● GIVEN REQUEST
Pull every line containing "true" from the entries.

● THE INPUT
+++

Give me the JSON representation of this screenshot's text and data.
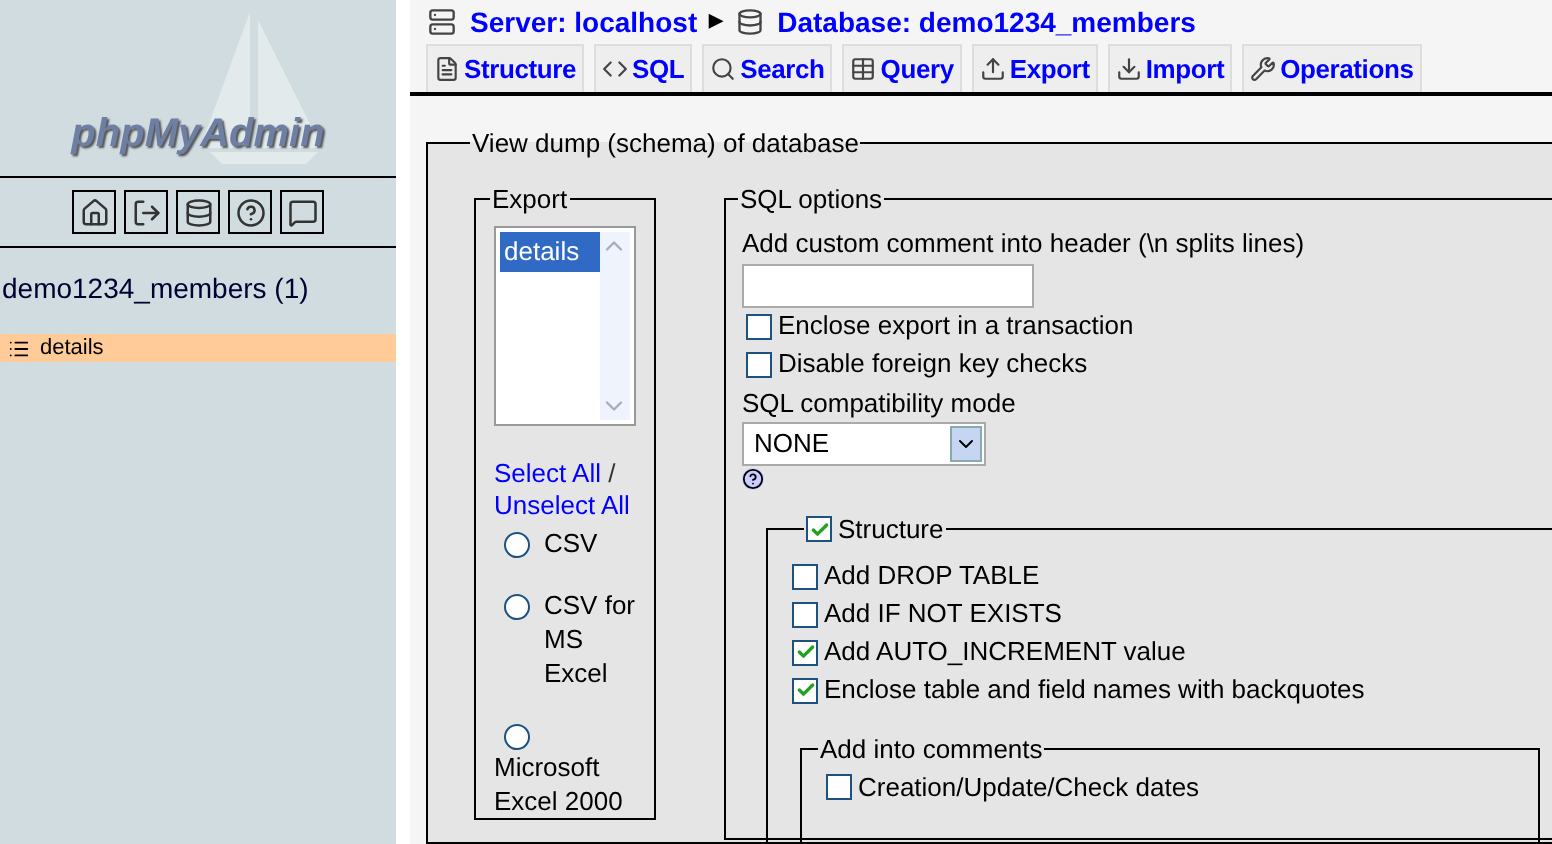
{
  "sidebar": {
    "logo": "phpMyAdmin",
    "database": "demo1234_members (1)",
    "tables": [
      {
        "name": "details",
        "selected": true
      }
    ]
  },
  "breadcrumb": [
    {
      "kind": "server",
      "label": "Server: localhost"
    },
    {
      "kind": "separator",
      "label": "▶"
    },
    {
      "kind": "database",
      "label": "Database: demo1234_members"
    }
  ],
  "tabs": [
    {
      "kind": "structure",
      "label": "Structure",
      "selected": false
    },
    {
      "kind": "sql",
      "label": "SQL",
      "selected": false
    },
    {
      "kind": "search",
      "label": "Search",
      "selected": false
    },
    {
      "kind": "query",
      "label": "Query",
      "selected": false
    },
    {
      "kind": "export",
      "label": "Export",
      "selected": false
    },
    {
      "kind": "import",
      "label": "Import",
      "selected": false
    },
    {
      "kind": "operations",
      "label": "Operations",
      "selected": false
    }
  ],
  "dump": {
    "legend": "View dump (schema) of database",
    "export": {
      "legend": "Export",
      "tables": [
        {
          "name": "details",
          "selected": true
        }
      ],
      "select_all": "Select All",
      "separator": "/",
      "unselect_all": "Unselect All",
      "formats": [
        {
          "label": "CSV",
          "selected": false
        },
        {
          "label": "CSV for MS Excel",
          "selected": false
        },
        {
          "label": "Microsoft Excel 2000",
          "selected": false
        }
      ]
    },
    "sql_options": {
      "legend": "SQL options",
      "comment_label": "Add custom comment into header (\\n splits lines)",
      "options": [
        {
          "label": "Enclose export in a transaction",
          "checked": false
        },
        {
          "label": "Disable foreign key checks",
          "checked": false
        }
      ],
      "compat_label": "SQL compatibility mode",
      "compat_value": "NONE",
      "structure": {
        "label": "Structure",
        "checked": true,
        "options": [
          {
            "label": "Add DROP TABLE",
            "checked": false
          },
          {
            "label": "Add IF NOT EXISTS",
            "checked": false
          },
          {
            "label": "Add AUTO_INCREMENT value",
            "checked": true
          },
          {
            "label": "Enclose table and field names with backquotes",
            "checked": true
          }
        ],
        "comments": {
          "legend": "Add into comments",
          "options": [
            {
              "label": "Creation/Update/Check dates",
              "checked": false
            }
          ]
        }
      }
    }
  }
}
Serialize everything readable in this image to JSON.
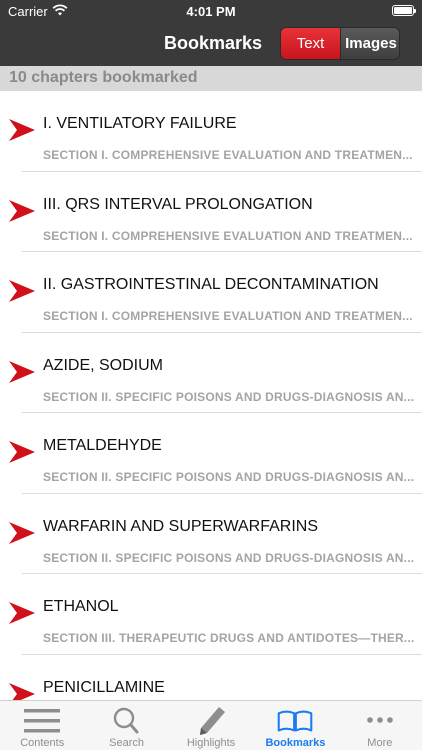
{
  "status_bar": {
    "carrier": "Carrier",
    "time": "4:01 PM"
  },
  "nav": {
    "title": "Bookmarks",
    "segments": {
      "text": "Text",
      "images": "Images"
    }
  },
  "section_header": "10 chapters bookmarked",
  "bookmarks": [
    {
      "title": "I. VENTILATORY FAILURE",
      "subtitle": "SECTION I. COMPREHENSIVE EVALUATION AND TREATMEN..."
    },
    {
      "title": "III. QRS INTERVAL PROLONGATION",
      "subtitle": "SECTION I. COMPREHENSIVE EVALUATION AND TREATMEN..."
    },
    {
      "title": "II. GASTROINTESTINAL DECONTAMINATION",
      "subtitle": "SECTION I. COMPREHENSIVE EVALUATION AND TREATMEN..."
    },
    {
      "title": "AZIDE, SODIUM",
      "subtitle": "SECTION II. SPECIFIC POISONS AND DRUGS-DIAGNOSIS AN..."
    },
    {
      "title": "METALDEHYDE",
      "subtitle": "SECTION II. SPECIFIC POISONS AND DRUGS-DIAGNOSIS AN..."
    },
    {
      "title": "WARFARIN AND SUPERWARFARINS",
      "subtitle": "SECTION II. SPECIFIC POISONS AND DRUGS-DIAGNOSIS AN..."
    },
    {
      "title": "ETHANOL",
      "subtitle": "SECTION III. THERAPEUTIC DRUGS AND ANTIDOTES—THER..."
    },
    {
      "title": "PENICILLAMINE",
      "subtitle": ""
    }
  ],
  "tabs": [
    {
      "label": "Contents",
      "icon": "contents-icon"
    },
    {
      "label": "Search",
      "icon": "search-icon"
    },
    {
      "label": "Highlights",
      "icon": "highlighter-icon"
    },
    {
      "label": "Bookmarks",
      "icon": "bookmarks-icon"
    },
    {
      "label": "More",
      "icon": "more-icon"
    }
  ],
  "colors": {
    "accent_red": "#d0101a",
    "active_tab": "#1a7cf0",
    "nav_bg": "#3a3a3a"
  }
}
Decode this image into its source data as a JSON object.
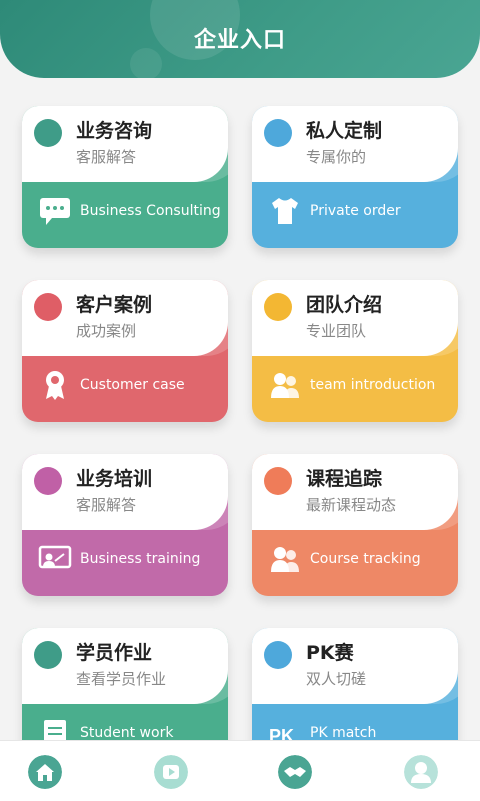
{
  "header": {
    "title": "企业入口"
  },
  "cards": [
    {
      "title": "业务咨询",
      "subtitle": "客服解答",
      "label": "Business Consulting",
      "icon": "chat-icon",
      "color": "#4aae8d",
      "dot": "#3f9c88"
    },
    {
      "title": "私人定制",
      "subtitle": "专属你的",
      "label": "Private order",
      "icon": "shirt-icon",
      "color": "#56b0dd",
      "dot": "#4ea8db"
    },
    {
      "title": "客户案例",
      "subtitle": "成功案例",
      "label": "Customer case",
      "icon": "award-icon",
      "color": "#e0676d",
      "dot": "#df5e66"
    },
    {
      "title": "团队介绍",
      "subtitle": "专业团队",
      "label": "team introduction",
      "icon": "team-icon",
      "color": "#f4bd45",
      "dot": "#f3b733"
    },
    {
      "title": "业务培训",
      "subtitle": "客服解答",
      "label": "Business training",
      "icon": "training-icon",
      "color": "#c16aa9",
      "dot": "#c060a6"
    },
    {
      "title": "课程追踪",
      "subtitle": "最新课程动态",
      "label": "Course tracking",
      "icon": "tracking-icon",
      "color": "#ee8866",
      "dot": "#ef7c59"
    },
    {
      "title": "学员作业",
      "subtitle": "查看学员作业",
      "label": "Student work",
      "icon": "document-icon",
      "color": "#4aae8d",
      "dot": "#3f9c88"
    },
    {
      "title": "PK赛",
      "subtitle": "双人切磋",
      "label": "PK match",
      "icon": "pk-icon",
      "color": "#56b0dd",
      "dot": "#4ea8db"
    }
  ],
  "nav": [
    {
      "icon": "home-icon",
      "color": "#4aa593"
    },
    {
      "icon": "video-icon",
      "color": "#8fd0c4"
    },
    {
      "icon": "handshake-icon",
      "color": "#4aa593"
    },
    {
      "icon": "profile-icon",
      "color": "#9bd6cb"
    }
  ]
}
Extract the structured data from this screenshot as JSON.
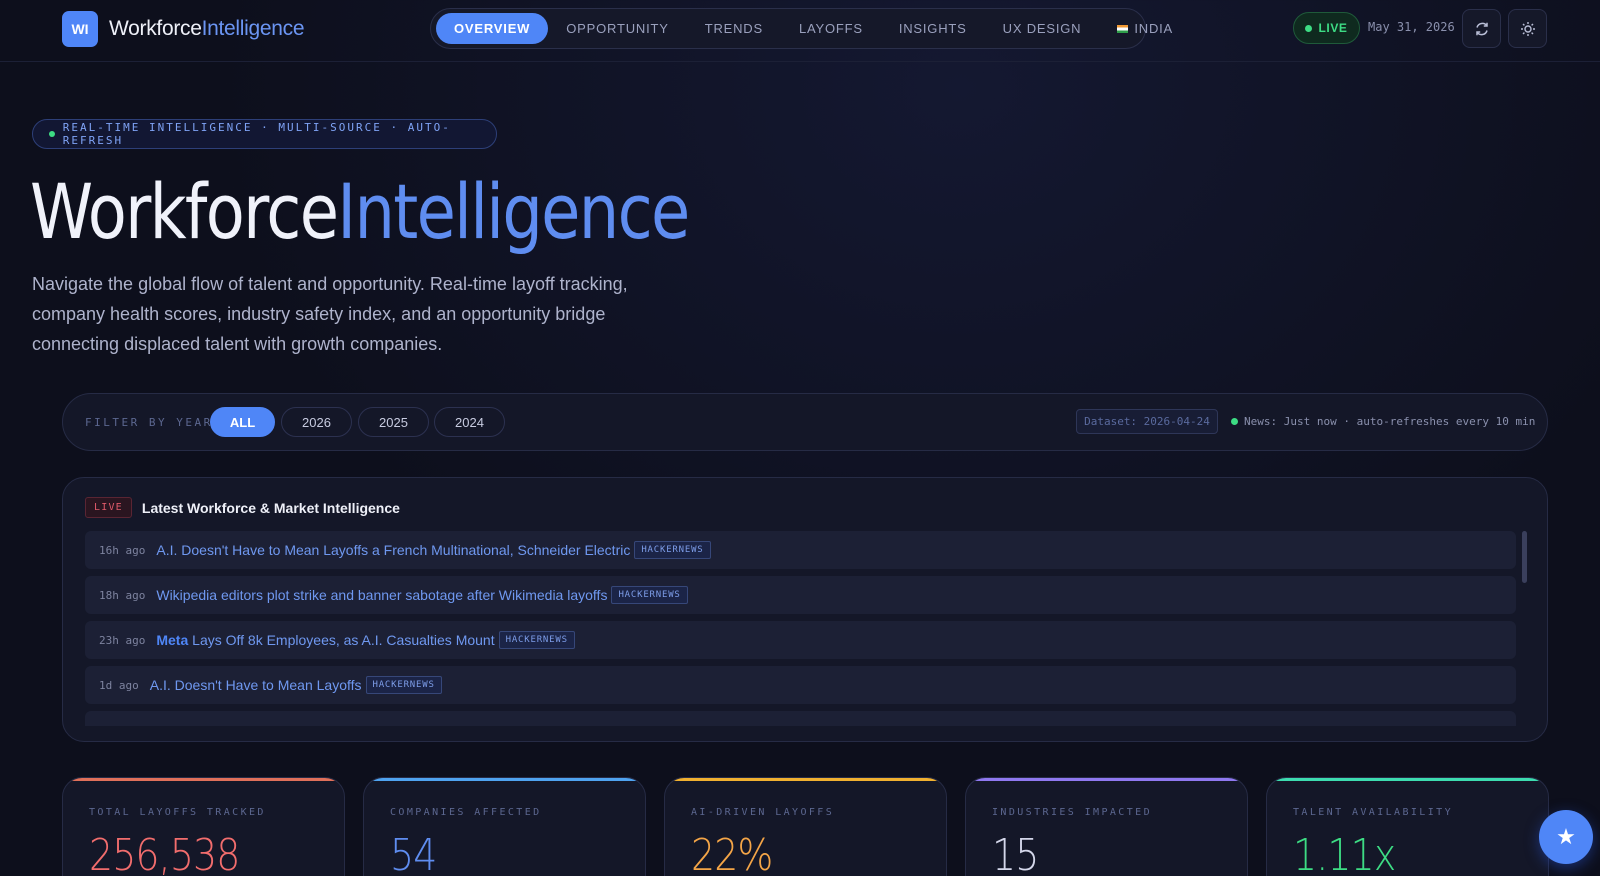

+++

● OUTPUT OF THE EXERCISE
        "selected": true
          "selected": true
        "checked": true,
            "checked": true
            "checked": true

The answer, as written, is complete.